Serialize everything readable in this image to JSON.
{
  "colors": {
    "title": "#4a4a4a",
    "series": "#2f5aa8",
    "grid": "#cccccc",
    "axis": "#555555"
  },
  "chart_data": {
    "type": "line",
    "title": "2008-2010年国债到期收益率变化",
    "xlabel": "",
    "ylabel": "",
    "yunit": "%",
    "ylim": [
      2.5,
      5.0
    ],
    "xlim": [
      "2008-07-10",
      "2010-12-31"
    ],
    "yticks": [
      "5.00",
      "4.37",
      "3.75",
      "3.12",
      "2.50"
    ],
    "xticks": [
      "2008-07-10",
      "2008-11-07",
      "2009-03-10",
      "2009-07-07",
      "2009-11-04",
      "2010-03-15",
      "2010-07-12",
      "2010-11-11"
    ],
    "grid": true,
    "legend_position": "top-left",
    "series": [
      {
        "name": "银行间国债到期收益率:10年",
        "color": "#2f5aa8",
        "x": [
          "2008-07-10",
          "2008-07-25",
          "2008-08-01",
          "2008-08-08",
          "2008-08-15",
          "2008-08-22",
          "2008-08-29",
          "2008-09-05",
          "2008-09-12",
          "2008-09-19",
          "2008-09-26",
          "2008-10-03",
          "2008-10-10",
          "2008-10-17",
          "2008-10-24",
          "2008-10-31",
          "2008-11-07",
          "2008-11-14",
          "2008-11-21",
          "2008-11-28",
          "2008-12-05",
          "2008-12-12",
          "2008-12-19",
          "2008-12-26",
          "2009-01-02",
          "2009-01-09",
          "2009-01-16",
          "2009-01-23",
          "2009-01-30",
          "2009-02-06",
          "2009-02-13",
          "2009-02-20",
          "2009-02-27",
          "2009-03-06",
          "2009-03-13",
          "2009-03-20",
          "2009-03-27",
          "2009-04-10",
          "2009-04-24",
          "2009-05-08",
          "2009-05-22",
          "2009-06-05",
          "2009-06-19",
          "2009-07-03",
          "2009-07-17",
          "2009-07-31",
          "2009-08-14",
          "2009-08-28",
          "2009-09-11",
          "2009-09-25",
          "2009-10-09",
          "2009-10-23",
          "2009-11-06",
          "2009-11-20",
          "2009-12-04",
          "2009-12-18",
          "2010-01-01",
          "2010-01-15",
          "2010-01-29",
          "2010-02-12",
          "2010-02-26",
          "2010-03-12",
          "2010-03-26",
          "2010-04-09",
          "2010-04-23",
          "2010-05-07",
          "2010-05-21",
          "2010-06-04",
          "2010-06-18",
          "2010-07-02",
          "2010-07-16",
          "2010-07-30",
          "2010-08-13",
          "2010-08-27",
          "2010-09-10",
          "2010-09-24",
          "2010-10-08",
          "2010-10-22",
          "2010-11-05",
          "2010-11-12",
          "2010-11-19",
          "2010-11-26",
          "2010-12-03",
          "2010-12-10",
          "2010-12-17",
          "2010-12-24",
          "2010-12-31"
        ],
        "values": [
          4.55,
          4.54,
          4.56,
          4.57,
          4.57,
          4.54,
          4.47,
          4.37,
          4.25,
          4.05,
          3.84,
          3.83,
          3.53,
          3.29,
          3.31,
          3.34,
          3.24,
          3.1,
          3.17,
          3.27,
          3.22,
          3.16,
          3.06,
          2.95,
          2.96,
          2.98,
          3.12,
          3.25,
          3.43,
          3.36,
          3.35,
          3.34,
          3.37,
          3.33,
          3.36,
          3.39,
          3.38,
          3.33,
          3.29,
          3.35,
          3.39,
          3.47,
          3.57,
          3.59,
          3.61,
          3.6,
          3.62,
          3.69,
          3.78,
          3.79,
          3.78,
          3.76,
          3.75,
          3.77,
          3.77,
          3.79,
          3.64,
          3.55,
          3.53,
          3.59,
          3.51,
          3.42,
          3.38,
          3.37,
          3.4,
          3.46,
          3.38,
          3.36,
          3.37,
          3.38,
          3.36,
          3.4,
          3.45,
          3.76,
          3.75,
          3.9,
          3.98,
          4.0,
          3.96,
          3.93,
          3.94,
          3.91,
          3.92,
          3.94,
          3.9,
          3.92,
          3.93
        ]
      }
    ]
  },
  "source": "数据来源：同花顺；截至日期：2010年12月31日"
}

= = = = = = =

→ **Problem statement**: Copy out every line of the data above, exactly as given.

→ **Final answer**:
Serialize everything readable in this image to JSON.
{
  "colors": {
    "title": "#4a4a4a",
    "series": "#2f5aa8",
    "grid": "#cccccc",
    "axis": "#555555"
  },
  "chart_data": {
    "type": "line",
    "title": "2008-2010年国债到期收益率变化",
    "xlabel": "",
    "ylabel": "",
    "yunit": "%",
    "ylim": [
      2.5,
      5.0
    ],
    "xlim": [
      "2008-07-10",
      "2010-12-31"
    ],
    "yticks": [
      "5.00",
      "4.37",
      "3.75",
      "3.12",
      "2.50"
    ],
    "xticks": [
      "2008-07-10",
      "2008-11-07",
      "2009-03-10",
      "2009-07-07",
      "2009-11-04",
      "2010-03-15",
      "2010-07-12",
      "2010-11-11"
    ],
    "grid": true,
    "legend_position": "top-left",
    "series": [
      {
        "name": "银行间国债到期收益率:10年",
        "color": "#2f5aa8",
        "x": [
          "2008-07-10",
          "2008-07-25",
          "2008-08-01",
          "2008-08-08",
          "2008-08-15",
          "2008-08-22",
          "2008-08-29",
          "2008-09-05",
          "2008-09-12",
          "2008-09-19",
          "2008-09-26",
          "2008-10-03",
          "2008-10-10",
          "2008-10-17",
          "2008-10-24",
          "2008-10-31",
          "2008-11-07",
          "2008-11-14",
          "2008-11-21",
          "2008-11-28",
          "2008-12-05",
          "2008-12-12",
          "2008-12-19",
          "2008-12-26",
          "2009-01-02",
          "2009-01-09",
          "2009-01-16",
          "2009-01-23",
          "2009-01-30",
          "2009-02-06",
          "2009-02-13",
          "2009-02-20",
          "2009-02-27",
          "2009-03-06",
          "2009-03-13",
          "2009-03-20",
          "2009-03-27",
          "2009-04-10",
          "2009-04-24",
          "2009-05-08",
          "2009-05-22",
          "2009-06-05",
          "2009-06-19",
          "2009-07-03",
          "2009-07-17",
          "2009-07-31",
          "2009-08-14",
          "2009-08-28",
          "2009-09-11",
          "2009-09-25",
          "2009-10-09",
          "2009-10-23",
          "2009-11-06",
          "2009-11-20",
          "2009-12-04",
          "2009-12-18",
          "2010-01-01",
          "2010-01-15",
          "2010-01-29",
          "2010-02-12",
          "2010-02-26",
          "2010-03-12",
          "2010-03-26",
          "2010-04-09",
          "2010-04-23",
          "2010-05-07",
          "2010-05-21",
          "2010-06-04",
          "2010-06-18",
          "2010-07-02",
          "2010-07-16",
          "2010-07-30",
          "2010-08-13",
          "2010-08-27",
          "2010-09-10",
          "2010-09-24",
          "2010-10-08",
          "2010-10-22",
          "2010-11-05",
          "2010-11-12",
          "2010-11-19",
          "2010-11-26",
          "2010-12-03",
          "2010-12-10",
          "2010-12-17",
          "2010-12-24",
          "2010-12-31"
        ],
        "values": [
          4.55,
          4.54,
          4.56,
          4.57,
          4.57,
          4.54,
          4.47,
          4.37,
          4.25,
          4.05,
          3.84,
          3.83,
          3.53,
          3.29,
          3.31,
          3.34,
          3.24,
          3.1,
          3.17,
          3.27,
          3.22,
          3.16,
          3.06,
          2.95,
          2.96,
          2.98,
          3.12,
          3.25,
          3.43,
          3.36,
          3.35,
          3.34,
          3.37,
          3.33,
          3.36,
          3.39,
          3.38,
          3.33,
          3.29,
          3.35,
          3.39,
          3.47,
          3.57,
          3.59,
          3.61,
          3.6,
          3.62,
          3.69,
          3.78,
          3.79,
          3.78,
          3.76,
          3.75,
          3.77,
          3.77,
          3.79,
          3.64,
          3.55,
          3.53,
          3.59,
          3.51,
          3.42,
          3.38,
          3.37,
          3.4,
          3.46,
          3.38,
          3.36,
          3.37,
          3.38,
          3.36,
          3.4,
          3.45,
          3.76,
          3.75,
          3.9,
          3.98,
          4.0,
          3.96,
          3.93,
          3.94,
          3.91,
          3.92,
          3.94,
          3.9,
          3.92,
          3.93
        ]
      }
    ]
  },
  "source": "数据来源：同花顺；截至日期：2010年12月31日"
}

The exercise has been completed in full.